**What the task asks**: Your task is to output the listing exactly, leaving every image out.

**Listed records**:

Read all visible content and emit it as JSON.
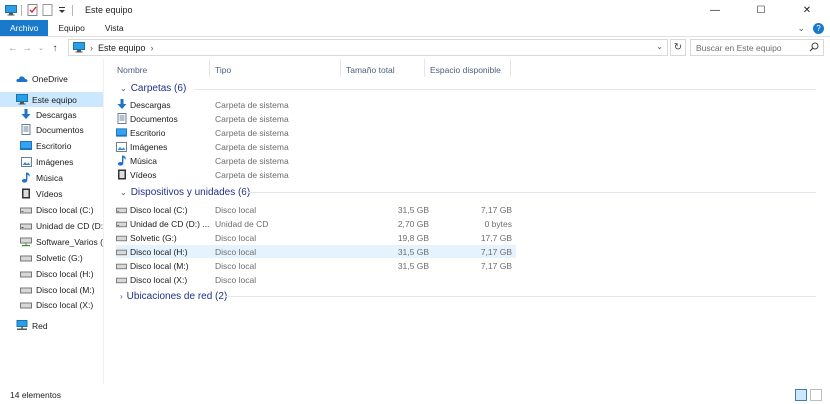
{
  "window": {
    "title": "Este equipo",
    "controls": {
      "minimize": "—",
      "maximize": "☐",
      "close": "✕"
    }
  },
  "ribbon": {
    "tabs": [
      {
        "label": "Archivo",
        "active": true
      },
      {
        "label": "Equipo",
        "active": false
      },
      {
        "label": "Vista",
        "active": false
      }
    ],
    "help": "?"
  },
  "address": {
    "path": "Este equipo",
    "separator": "›",
    "search_placeholder": "Buscar en Este equipo"
  },
  "nav": {
    "items": [
      {
        "label": "OneDrive",
        "icon": "cloud-icon"
      },
      {
        "label": "Este equipo",
        "icon": "computer-icon",
        "selected": true
      },
      {
        "label": "Descargas",
        "icon": "download-icon"
      },
      {
        "label": "Documentos",
        "icon": "document-icon"
      },
      {
        "label": "Escritorio",
        "icon": "desktop-icon"
      },
      {
        "label": "Imágenes",
        "icon": "picture-icon"
      },
      {
        "label": "Música",
        "icon": "music-icon"
      },
      {
        "label": "Vídeos",
        "icon": "video-icon"
      },
      {
        "label": "Disco local (C:)",
        "icon": "drive-icon"
      },
      {
        "label": "Unidad de CD (D:) C",
        "icon": "drive-icon"
      },
      {
        "label": "Software_Varios (\\\\v",
        "icon": "network-drive-icon"
      },
      {
        "label": "Solvetic (G:)",
        "icon": "drive-icon"
      },
      {
        "label": "Disco local (H:)",
        "icon": "drive-icon"
      },
      {
        "label": "Disco local (M:)",
        "icon": "drive-icon"
      },
      {
        "label": "Disco local (X:)",
        "icon": "drive-icon"
      },
      {
        "label": "Red",
        "icon": "network-icon"
      }
    ]
  },
  "columns": {
    "name": "Nombre",
    "type": "Tipo",
    "total": "Tamaño total",
    "free": "Espacio disponible"
  },
  "groups": {
    "folders": {
      "title": "Carpetas (6)",
      "items": [
        {
          "name": "Descargas",
          "type": "Carpeta de sistema",
          "icon": "download-icon"
        },
        {
          "name": "Documentos",
          "type": "Carpeta de sistema",
          "icon": "document-icon"
        },
        {
          "name": "Escritorio",
          "type": "Carpeta de sistema",
          "icon": "desktop-icon"
        },
        {
          "name": "Imágenes",
          "type": "Carpeta de sistema",
          "icon": "picture-icon"
        },
        {
          "name": "Música",
          "type": "Carpeta de sistema",
          "icon": "music-icon"
        },
        {
          "name": "Vídeos",
          "type": "Carpeta de sistema",
          "icon": "video-icon"
        }
      ]
    },
    "devices": {
      "title": "Dispositivos y unidades (6)",
      "items": [
        {
          "name": "Disco local (C:)",
          "type": "Disco local",
          "total": "31,5 GB",
          "free": "7,17 GB"
        },
        {
          "name": "Unidad de CD (D:) ...",
          "type": "Unidad de CD",
          "total": "2,70 GB",
          "free": "0 bytes"
        },
        {
          "name": "Solvetic (G:)",
          "type": "Disco local",
          "total": "19,8 GB",
          "free": "17,7 GB"
        },
        {
          "name": "Disco local (H:)",
          "type": "Disco local",
          "total": "31,5 GB",
          "free": "7,17 GB"
        },
        {
          "name": "Disco local (M:)",
          "type": "Disco local",
          "total": "31,5 GB",
          "free": "7,17 GB"
        },
        {
          "name": "Disco local (X:)",
          "type": "Disco local",
          "total": "",
          "free": ""
        }
      ]
    },
    "network": {
      "title": "Ubicaciones de red (2)"
    }
  },
  "status": {
    "count": "14 elementos"
  }
}
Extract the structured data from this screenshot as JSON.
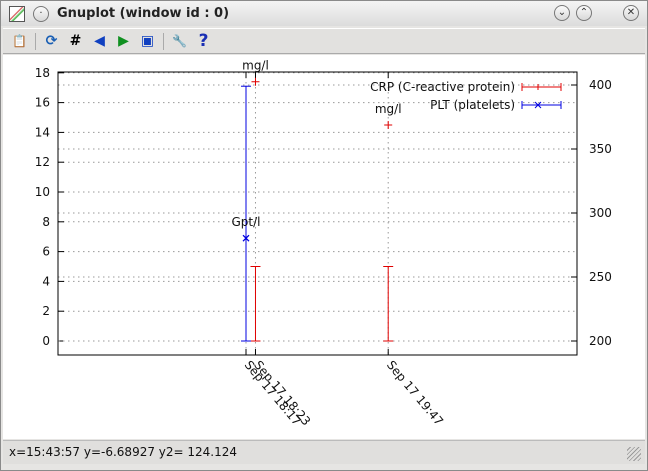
{
  "window": {
    "title": "Gnuplot (window id : 0)"
  },
  "toolbar": {
    "icons": [
      "copy-to-clipboard-icon",
      "replot-icon",
      "grid-icon",
      "previous-zoom-icon",
      "next-zoom-icon",
      "autoscale-icon",
      "settings-icon",
      "help-icon"
    ],
    "glyphs": [
      "📋",
      "⟳",
      "#",
      "◀",
      "▶",
      "▣",
      "🔧",
      "?"
    ]
  },
  "status": {
    "text": "x=15:43:57 y=-6.68927 y2= 124.124"
  },
  "colors": {
    "crp": "#e00000",
    "plt": "#0000e0"
  },
  "chart_data": {
    "type": "scatter",
    "x_unit": "minutes since Sep 17 00:00",
    "xlim": [
      977,
      1307
    ],
    "ylim": [
      -1,
      18.5
    ],
    "y_ticks": [
      0,
      2,
      4,
      6,
      8,
      10,
      12,
      14,
      16,
      18
    ],
    "y2lim": [
      195,
      422
    ],
    "y2_ticks": [
      200,
      250,
      300,
      350,
      400
    ],
    "x_ticks": [
      {
        "x": 1097,
        "label": "Sep 17 18:17"
      },
      {
        "x": 1103,
        "label": "Sep 17 18:23"
      },
      {
        "x": 1187,
        "label": "Sep 17 19:47"
      }
    ],
    "grid": true,
    "legend": "top-right",
    "series": [
      {
        "name": "CRP (C-reactive protein)",
        "color": "#e00000",
        "marker": "+",
        "points": [
          {
            "x": 1103,
            "y": 17.4,
            "err": [
              0,
              5
            ],
            "label": "mg/l"
          },
          {
            "x": 1187,
            "y": 14.5,
            "err": [
              0,
              5
            ],
            "label": "mg/l"
          }
        ]
      },
      {
        "name": "PLT (platelets)",
        "color": "#0000e0",
        "marker": "x",
        "points": [
          {
            "x": 1097,
            "y": 6.9,
            "err": [
              0,
              17.1
            ],
            "label": "Gpt/l"
          }
        ]
      }
    ]
  }
}
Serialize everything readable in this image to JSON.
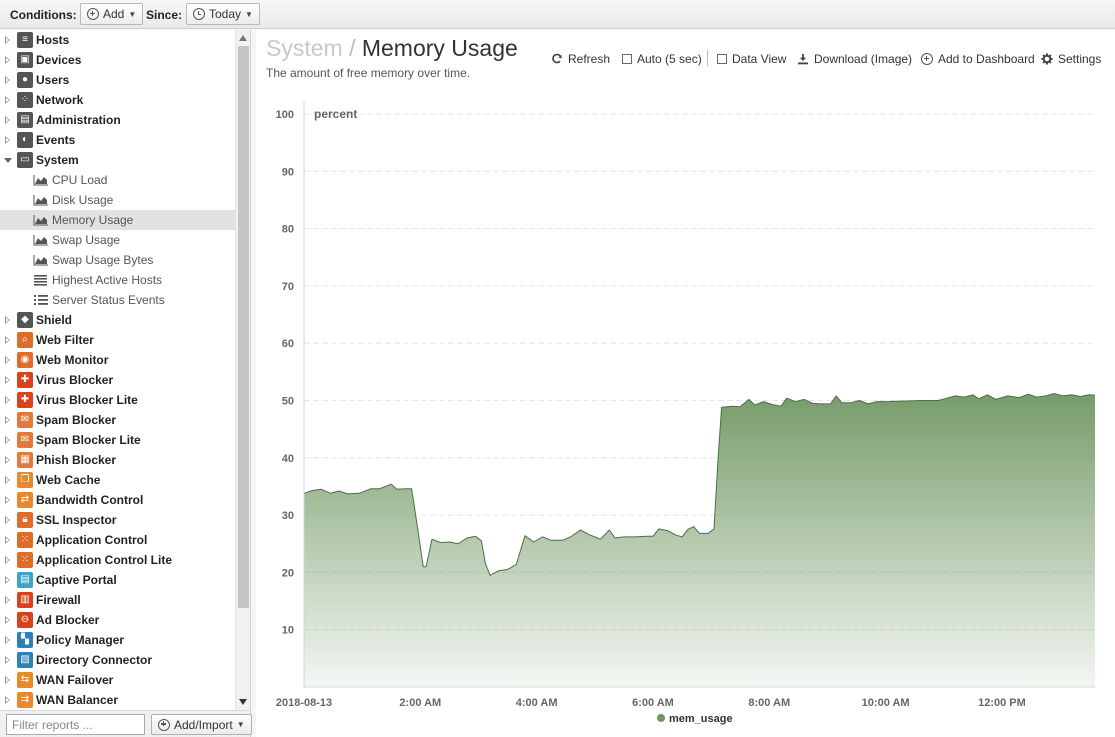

**Answer to this problem**:
Read all visible content and emit it as JSON.
{
  "window": {
    "title": "Este equipo",
    "controls": {
      "minimize": "—",
      "maximize": "☐",
      "close": "✕"
    }
  },
  "ribbon": {
    "tabs": [
      {
        "label": "Archivo",
        "active": true
      },
      {
        "label": "Equipo",
        "active": false
      },
      {
        "label": "Vista",
        "active": false
      }
    ],
    "help": "?"
  },
  "address": {
    "path": "Este equipo",
    "separator": "›",
    "search_placeholder": "Buscar en Este equipo"
  },
  "nav": {
    "items": [
      {
        "label": "OneDrive",
        "icon": "cloud-icon"
      },
      {
        "label": "Este equipo",
        "icon": "computer-icon",
        "selected": true
      },
      {
        "label": "Descargas",
        "icon": "download-icon"
      },
      {
        "label": "Documentos",
        "icon": "document-icon"
      },
      {
        "label": "Escritorio",
        "icon": "desktop-icon"
      },
      {
        "label": "Imágenes",
        "icon": "picture-icon"
      },
      {
        "label": "Música",
        "icon": "music-icon"
      },
      {
        "label": "Vídeos",
        "icon": "video-icon"
      },
      {
        "label": "Disco local (C:)",
        "icon": "drive-icon"
      },
      {
        "label": "Unidad de CD (D:) C",
        "icon": "drive-icon"
      },
      {
        "label": "Software_Varios (\\\\v",
        "icon": "network-drive-icon"
      },
      {
        "label": "Solvetic (G:)",
        "icon": "drive-icon"
      },
      {
        "label": "Disco local (H:)",
        "icon": "drive-icon"
      },
      {
        "label": "Disco local (M:)",
        "icon": "drive-icon"
      },
      {
        "label": "Disco local (X:)",
        "icon": "drive-icon"
      },
      {
        "label": "Red",
        "icon": "network-icon"
      }
    ]
  },
  "columns": {
    "name": "Nombre",
    "type": "Tipo",
    "total": "Tamaño total",
    "free": "Espacio disponible"
  },
  "groups": {
    "folders": {
      "title": "Carpetas (6)",
      "items": [
        {
          "name": "Descargas",
          "type": "Carpeta de sistema",
          "icon": "download-icon"
        },
        {
          "name": "Documentos",
          "type": "Carpeta de sistema",
          "icon": "document-icon"
        },
        {
          "name": "Escritorio",
          "type": "Carpeta de sistema",
          "icon": "desktop-icon"
        },
        {
          "name": "Imágenes",
          "type": "Carpeta de sistema",
          "icon": "picture-icon"
        },
        {
          "name": "Música",
          "type": "Carpeta de sistema",
          "icon": "music-icon"
        },
        {
          "name": "Vídeos",
          "type": "Carpeta de sistema",
          "icon": "video-icon"
        }
      ]
    },
    "devices": {
      "title": "Dispositivos y unidades (6)",
      "items": [
        {
          "name": "Disco local (C:)",
          "type": "Disco local",
          "total": "31,5 GB",
          "free": "7,17 GB"
        },
        {
          "name": "Unidad de CD (D:) ...",
          "type": "Unidad de CD",
          "total": "2,70 GB",
          "free": "0 bytes"
        },
        {
          "name": "Solvetic (G:)",
          "type": "Disco local",
          "total": "19,8 GB",
          "free": "17,7 GB"
        },
        {
          "name": "Disco local (H:)",
          "type": "Disco local",
          "total": "31,5 GB",
          "free": "7,17 GB"
        },
        {
          "name": "Disco local (M:)",
          "type": "Disco local",
          "total": "31,5 GB",
          "free": "7,17 GB"
        },
        {
          "name": "Disco local (X:)",
          "type": "Disco local",
          "total": "",
          "free": ""
        }
      ]
    },
    "network": {
      "title": "Ubicaciones de red (2)"
    }
  },
  "status": {
    "count": "14 elementos"
  }
}
Extract the structured data from this screenshot as JSON.
{
  "window": {
    "title": "Gnuplot (window id : 0)"
  },
  "toolbar": {
    "icons": [
      "copy-to-clipboard-icon",
      "replot-icon",
      "grid-icon",
      "previous-zoom-icon",
      "next-zoom-icon",
      "autoscale-icon",
      "settings-icon",
      "help-icon"
    ],
    "glyphs": [
      "📋",
      "⟳",
      "#",
      "◀",
      "▶",
      "▣",
      "🔧",
      "?"
    ]
  },
  "status": {
    "text": "x=15:43:57 y=-6.68927 y2= 124.124"
  },
  "colors": {
    "crp": "#e00000",
    "plt": "#0000e0"
  },
  "chart_data": {
    "type": "scatter",
    "x_unit": "minutes since Sep 17 00:00",
    "xlim": [
      977,
      1307
    ],
    "ylim": [
      -1,
      18.5
    ],
    "y_ticks": [
      0,
      2,
      4,
      6,
      8,
      10,
      12,
      14,
      16,
      18
    ],
    "y2lim": [
      195,
      422
    ],
    "y2_ticks": [
      200,
      250,
      300,
      350,
      400
    ],
    "x_ticks": [
      {
        "x": 1097,
        "label": "Sep 17 18:17"
      },
      {
        "x": 1103,
        "label": "Sep 17 18:23"
      },
      {
        "x": 1187,
        "label": "Sep 17 19:47"
      }
    ],
    "grid": true,
    "legend": "top-right",
    "series": [
      {
        "name": "CRP (C-reactive protein)",
        "color": "#e00000",
        "marker": "+",
        "points": [
          {
            "x": 1103,
            "y": 17.4,
            "err": [
              0,
              5
            ],
            "label": "mg/l"
          },
          {
            "x": 1187,
            "y": 14.5,
            "err": [
              0,
              5
            ],
            "label": "mg/l"
          }
        ]
      },
      {
        "name": "PLT (platelets)",
        "color": "#0000e0",
        "marker": "x",
        "points": [
          {
            "x": 1097,
            "y": 6.9,
            "err": [
              0,
              17.1
            ],
            "label": "Gpt/l"
          }
        ]
      }
    ]
  }
}
Serialize everything readable in this image to JSON.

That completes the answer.